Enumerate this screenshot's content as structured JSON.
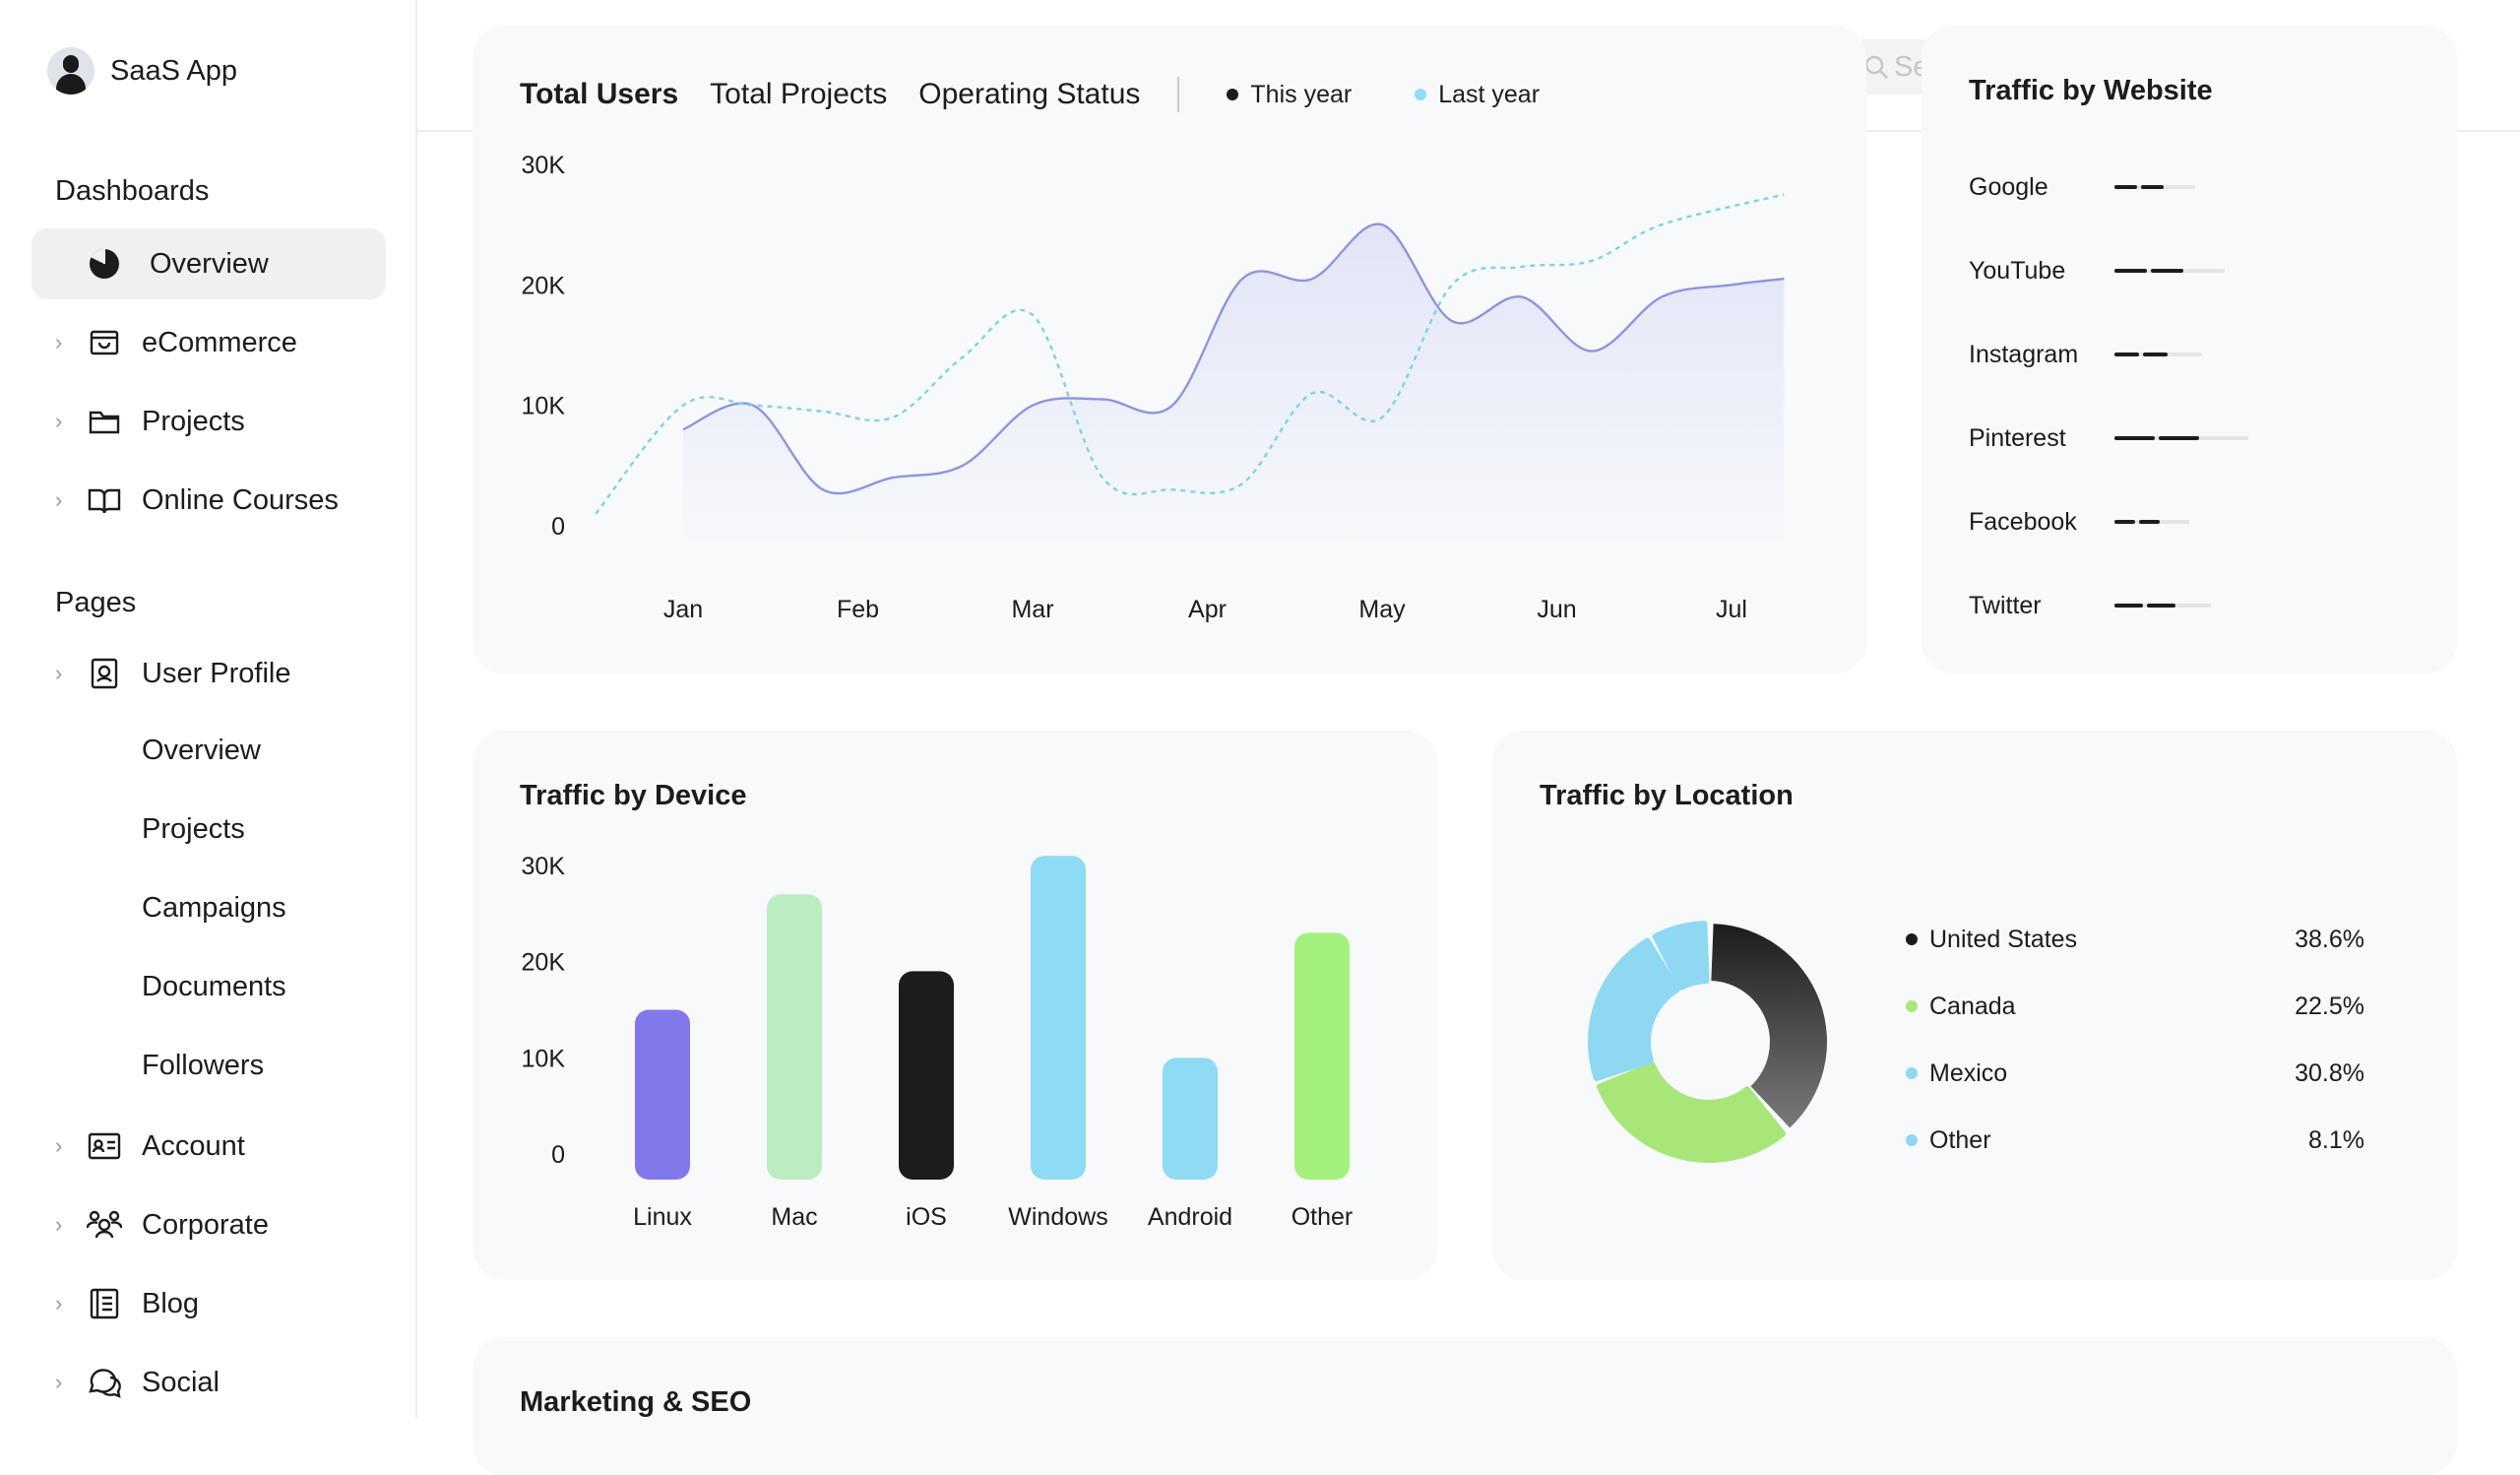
{
  "app": {
    "name": "SaaS App"
  },
  "sidebar": {
    "dashboards_title": "Dashboards",
    "dashboards": [
      {
        "label": "Overview",
        "icon": "pie-chart-icon",
        "active": true
      },
      {
        "label": "eCommerce",
        "icon": "shopping-bag-icon"
      },
      {
        "label": "Projects",
        "icon": "folder-icon"
      },
      {
        "label": "Online Courses",
        "icon": "book-open-icon"
      }
    ],
    "pages_title": "Pages",
    "user_profile": {
      "label": "User Profile",
      "icon": "identification-badge-icon",
      "children": [
        "Overview",
        "Projects",
        "Campaigns",
        "Documents",
        "Followers"
      ]
    },
    "pages": [
      {
        "label": "Account",
        "icon": "identification-card-icon"
      },
      {
        "label": "Corporate",
        "icon": "users-three-icon"
      },
      {
        "label": "Blog",
        "icon": "notebook-icon"
      },
      {
        "label": "Social",
        "icon": "chats-icon"
      }
    ]
  },
  "search": {
    "placeholder": "Se"
  },
  "total_users": {
    "tabs": [
      "Total Users",
      "Total Projects",
      "Operating Status"
    ],
    "active_tab": "Total Users",
    "legend": [
      {
        "label": "This year",
        "color": "#1c1c1c"
      },
      {
        "label": "Last year",
        "color": "#94dcf3"
      }
    ]
  },
  "traffic_website": {
    "title": "Traffic by Website",
    "items": [
      {
        "label": "Google",
        "value": 0.35
      },
      {
        "label": "YouTube",
        "value": 0.6
      },
      {
        "label": "Instagram",
        "value": 0.4
      },
      {
        "label": "Pinterest",
        "value": 0.8
      },
      {
        "label": "Facebook",
        "value": 0.3
      },
      {
        "label": "Twitter",
        "value": 0.48
      }
    ]
  },
  "traffic_device": {
    "title": "Traffic by Device"
  },
  "traffic_location": {
    "title": "Traffic by Location",
    "items": [
      {
        "label": "United States",
        "value": "38.6%",
        "color": "#1c1c1c"
      },
      {
        "label": "Canada",
        "value": "22.5%",
        "color": "#a8e67a"
      },
      {
        "label": "Mexico",
        "value": "30.8%",
        "color": "#8fd8f2"
      },
      {
        "label": "Other",
        "value": "8.1%",
        "color": "#8fd8f2"
      }
    ]
  },
  "marketing": {
    "title": "Marketing & SEO"
  },
  "chart_data": [
    {
      "type": "line",
      "x": [
        "Jan",
        "Feb",
        "Mar",
        "Apr",
        "May",
        "Jun",
        "Jul"
      ],
      "yticks": [
        "0",
        "10K",
        "20K",
        "30K"
      ],
      "ylim": [
        0,
        30000
      ],
      "series": [
        {
          "name": "This year",
          "color": "#8e95dc",
          "x": [
            0,
            0.4,
            0.8,
            1.2,
            1.6,
            2.0,
            2.4,
            2.8,
            3.2,
            3.6,
            4.0,
            4.4,
            4.8,
            5.2,
            5.6,
            6.0,
            6.3
          ],
          "values": [
            8000,
            10000,
            3000,
            4000,
            5000,
            10000,
            10500,
            10000,
            20500,
            20500,
            25000,
            17000,
            19000,
            14500,
            19000,
            20000,
            20500
          ]
        },
        {
          "name": "Last year",
          "color": "#7dd3e6",
          "x": [
            -0.5,
            0,
            0.4,
            0.8,
            1.2,
            1.6,
            2.0,
            2.4,
            2.8,
            3.2,
            3.6,
            4.0,
            4.4,
            4.8,
            5.2,
            5.6,
            6.3
          ],
          "values": [
            1000,
            10000,
            10000,
            9500,
            9000,
            14000,
            17500,
            4000,
            3000,
            3500,
            11000,
            9000,
            20000,
            21500,
            22000,
            25000,
            27500
          ]
        }
      ]
    },
    {
      "type": "bar",
      "categories": [
        "Linux",
        "Mac",
        "iOS",
        "Windows",
        "Android",
        "Other"
      ],
      "values": [
        15000,
        27000,
        19000,
        31000,
        10000,
        23000
      ],
      "colors": [
        "#8178eb",
        "#bbedc0",
        "#1c1c1c",
        "#8edbf3",
        "#8edbf3",
        "#a3f07f"
      ],
      "yticks": [
        "0",
        "10K",
        "20K",
        "30K"
      ],
      "ylim": [
        0,
        30000
      ]
    },
    {
      "type": "pie",
      "categories": [
        "United States",
        "Canada",
        "Mexico",
        "Other"
      ],
      "values": [
        38.6,
        22.5,
        30.8,
        8.1
      ]
    }
  ]
}
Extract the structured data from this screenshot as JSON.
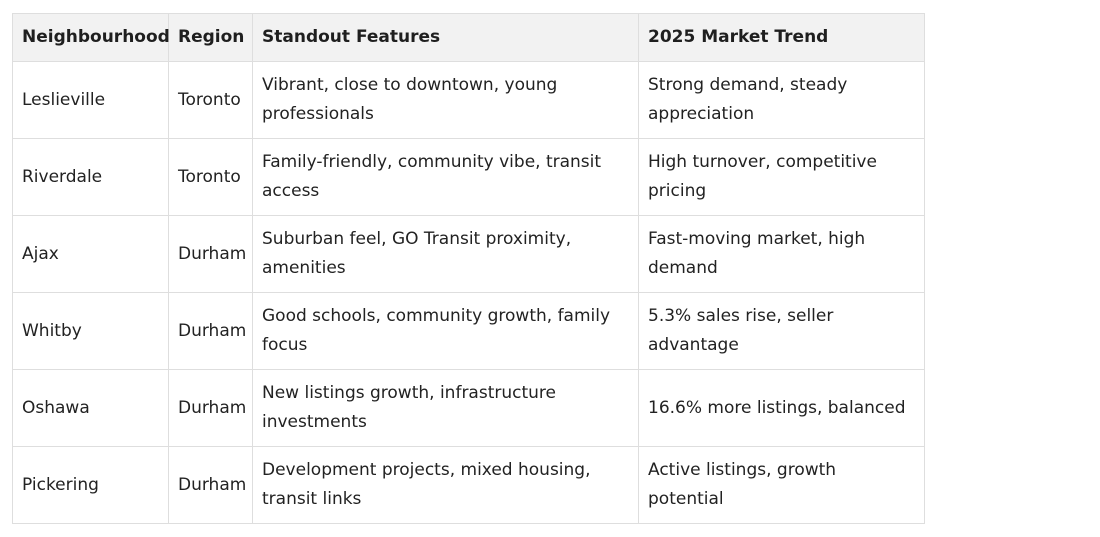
{
  "table": {
    "headers": [
      "Neighbourhood",
      "Region",
      "Standout Features",
      "2025 Market Trend"
    ],
    "rows": [
      [
        "Leslieville",
        "Toronto",
        "Vibrant, close to downtown, young professionals",
        "Strong demand, steady appreciation"
      ],
      [
        "Riverdale",
        "Toronto",
        "Family-friendly, community vibe, transit access",
        "High turnover, competitive pricing"
      ],
      [
        "Ajax",
        "Durham",
        "Suburban feel, GO Transit proximity, amenities",
        "Fast-moving market, high demand"
      ],
      [
        "Whitby",
        "Durham",
        "Good schools, community growth, family focus",
        "5.3% sales rise, seller advantage"
      ],
      [
        "Oshawa",
        "Durham",
        "New listings growth, infrastructure investments",
        "16.6% more listings, balanced"
      ],
      [
        "Pickering",
        "Durham",
        "Development projects, mixed housing, transit links",
        "Active listings, growth potential"
      ]
    ]
  }
}
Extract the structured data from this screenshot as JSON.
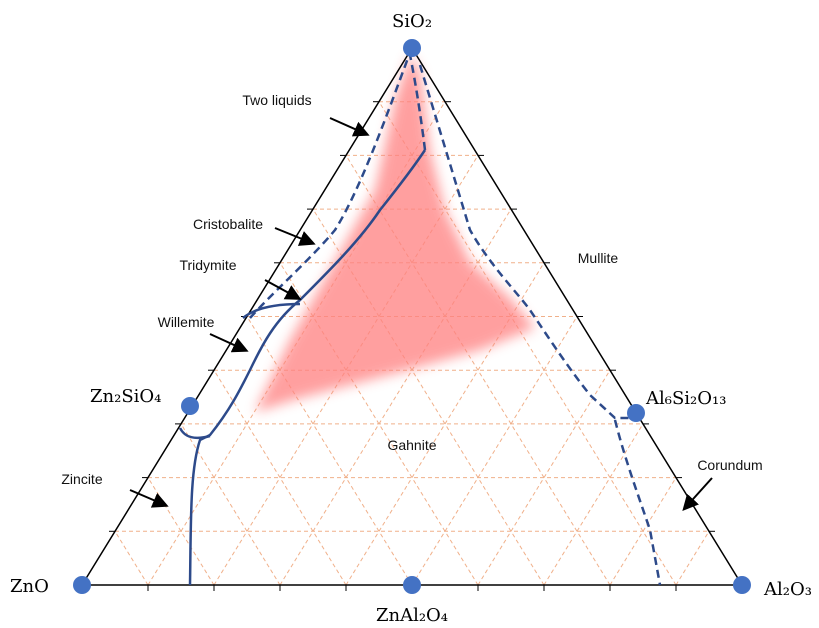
{
  "vertices": [
    {
      "label": "SiO₂"
    },
    {
      "label": "ZnO"
    },
    {
      "label": "Al₂O₃"
    }
  ],
  "compounds": [
    {
      "label": "Zn₂SiO₄"
    },
    {
      "label": "Al₆Si₂O₁₃"
    },
    {
      "label": "ZnAl₂O₄"
    }
  ],
  "regions": [
    {
      "label": "Two liquids"
    },
    {
      "label": "Cristobalite"
    },
    {
      "label": "Tridymite"
    },
    {
      "label": "Willemite"
    },
    {
      "label": "Zincite"
    },
    {
      "label": "Mullite"
    },
    {
      "label": "Gahnite"
    },
    {
      "label": "Corundum"
    }
  ]
}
..........
**What is needed:** Copy out every line of the material above exactly, skipping the pictures.

**Complete response:**
Enumerate this screenshot's content as structured JSON.
{
  "app": {
    "name": "SaaS App"
  },
  "sidebar": {
    "dashboards_title": "Dashboards",
    "dashboards": [
      {
        "label": "Overview",
        "icon": "pie-chart-icon",
        "active": true
      },
      {
        "label": "eCommerce",
        "icon": "shopping-bag-icon"
      },
      {
        "label": "Projects",
        "icon": "folder-icon"
      },
      {
        "label": "Online Courses",
        "icon": "book-open-icon"
      }
    ],
    "pages_title": "Pages",
    "user_profile": {
      "label": "User Profile",
      "icon": "identification-badge-icon",
      "children": [
        "Overview",
        "Projects",
        "Campaigns",
        "Documents",
        "Followers"
      ]
    },
    "pages": [
      {
        "label": "Account",
        "icon": "identification-card-icon"
      },
      {
        "label": "Corporate",
        "icon": "users-three-icon"
      },
      {
        "label": "Blog",
        "icon": "notebook-icon"
      },
      {
        "label": "Social",
        "icon": "chats-icon"
      }
    ]
  },
  "search": {
    "placeholder": "Se"
  },
  "total_users": {
    "tabs": [
      "Total Users",
      "Total Projects",
      "Operating Status"
    ],
    "active_tab": "Total Users",
    "legend": [
      {
        "label": "This year",
        "color": "#1c1c1c"
      },
      {
        "label": "Last year",
        "color": "#94dcf3"
      }
    ]
  },
  "traffic_website": {
    "title": "Traffic by Website",
    "items": [
      {
        "label": "Google",
        "value": 0.35
      },
      {
        "label": "YouTube",
        "value": 0.6
      },
      {
        "label": "Instagram",
        "value": 0.4
      },
      {
        "label": "Pinterest",
        "value": 0.8
      },
      {
        "label": "Facebook",
        "value": 0.3
      },
      {
        "label": "Twitter",
        "value": 0.48
      }
    ]
  },
  "traffic_device": {
    "title": "Traffic by Device"
  },
  "traffic_location": {
    "title": "Traffic by Location",
    "items": [
      {
        "label": "United States",
        "value": "38.6%",
        "color": "#1c1c1c"
      },
      {
        "label": "Canada",
        "value": "22.5%",
        "color": "#a8e67a"
      },
      {
        "label": "Mexico",
        "value": "30.8%",
        "color": "#8fd8f2"
      },
      {
        "label": "Other",
        "value": "8.1%",
        "color": "#8fd8f2"
      }
    ]
  },
  "marketing": {
    "title": "Marketing & SEO"
  },
  "chart_data": [
    {
      "type": "line",
      "x": [
        "Jan",
        "Feb",
        "Mar",
        "Apr",
        "May",
        "Jun",
        "Jul"
      ],
      "yticks": [
        "0",
        "10K",
        "20K",
        "30K"
      ],
      "ylim": [
        0,
        30000
      ],
      "series": [
        {
          "name": "This year",
          "color": "#8e95dc",
          "x": [
            0,
            0.4,
            0.8,
            1.2,
            1.6,
            2.0,
            2.4,
            2.8,
            3.2,
            3.6,
            4.0,
            4.4,
            4.8,
            5.2,
            5.6,
            6.0,
            6.3
          ],
          "values": [
            8000,
            10000,
            3000,
            4000,
            5000,
            10000,
            10500,
            10000,
            20500,
            20500,
            25000,
            17000,
            19000,
            14500,
            19000,
            20000,
            20500
          ]
        },
        {
          "name": "Last year",
          "color": "#7dd3e6",
          "x": [
            -0.5,
            0,
            0.4,
            0.8,
            1.2,
            1.6,
            2.0,
            2.4,
            2.8,
            3.2,
            3.6,
            4.0,
            4.4,
            4.8,
            5.2,
            5.6,
            6.3
          ],
          "values": [
            1000,
            10000,
            10000,
            9500,
            9000,
            14000,
            17500,
            4000,
            3000,
            3500,
            11000,
            9000,
            20000,
            21500,
            22000,
            25000,
            27500
          ]
        }
      ]
    },
    {
      "type": "bar",
      "categories": [
        "Linux",
        "Mac",
        "iOS",
        "Windows",
        "Android",
        "Other"
      ],
      "values": [
        15000,
        27000,
        19000,
        31000,
        10000,
        23000
      ],
      "colors": [
        "#8178eb",
        "#bbedc0",
        "#1c1c1c",
        "#8edbf3",
        "#8edbf3",
        "#a3f07f"
      ],
      "yticks": [
        "0",
        "10K",
        "20K",
        "30K"
      ],
      "ylim": [
        0,
        30000
      ]
    },
    {
      "type": "pie",
      "categories": [
        "United States",
        "Canada",
        "Mexico",
        "Other"
      ],
      "values": [
        38.6,
        22.5,
        30.8,
        8.1
      ]
    }
  ]
}
Extract the structured data from this screenshot as JSON.
{
  "table": {
    "headers": [
      "Neighbourhood",
      "Region",
      "Standout Features",
      "2025 Market Trend"
    ],
    "rows": [
      [
        "Leslieville",
        "Toronto",
        "Vibrant, close to downtown, young professionals",
        "Strong demand, steady appreciation"
      ],
      [
        "Riverdale",
        "Toronto",
        "Family-friendly, community vibe, transit access",
        "High turnover, competitive pricing"
      ],
      [
        "Ajax",
        "Durham",
        "Suburban feel, GO Transit proximity, amenities",
        "Fast-moving market, high demand"
      ],
      [
        "Whitby",
        "Durham",
        "Good schools, community growth, family focus",
        "5.3% sales rise, seller advantage"
      ],
      [
        "Oshawa",
        "Durham",
        "New listings growth, infrastructure investments",
        "16.6% more listings, balanced"
      ],
      [
        "Pickering",
        "Durham",
        "Development projects, mixed housing, transit links",
        "Active listings, growth potential"
      ]
    ]
  }
}
Extract the structured data from this screenshot as JSON.
{
  "vertices": [
    {
      "label": "SiO₂"
    },
    {
      "label": "ZnO"
    },
    {
      "label": "Al₂O₃"
    }
  ],
  "compounds": [
    {
      "label": "Zn₂SiO₄"
    },
    {
      "label": "Al₆Si₂O₁₃"
    },
    {
      "label": "ZnAl₂O₄"
    }
  ],
  "regions": [
    {
      "label": "Two liquids"
    },
    {
      "label": "Cristobalite"
    },
    {
      "label": "Tridymite"
    },
    {
      "label": "Willemite"
    },
    {
      "label": "Zincite"
    },
    {
      "label": "Mullite"
    },
    {
      "label": "Gahnite"
    },
    {
      "label": "Corundum"
    }
  ]
}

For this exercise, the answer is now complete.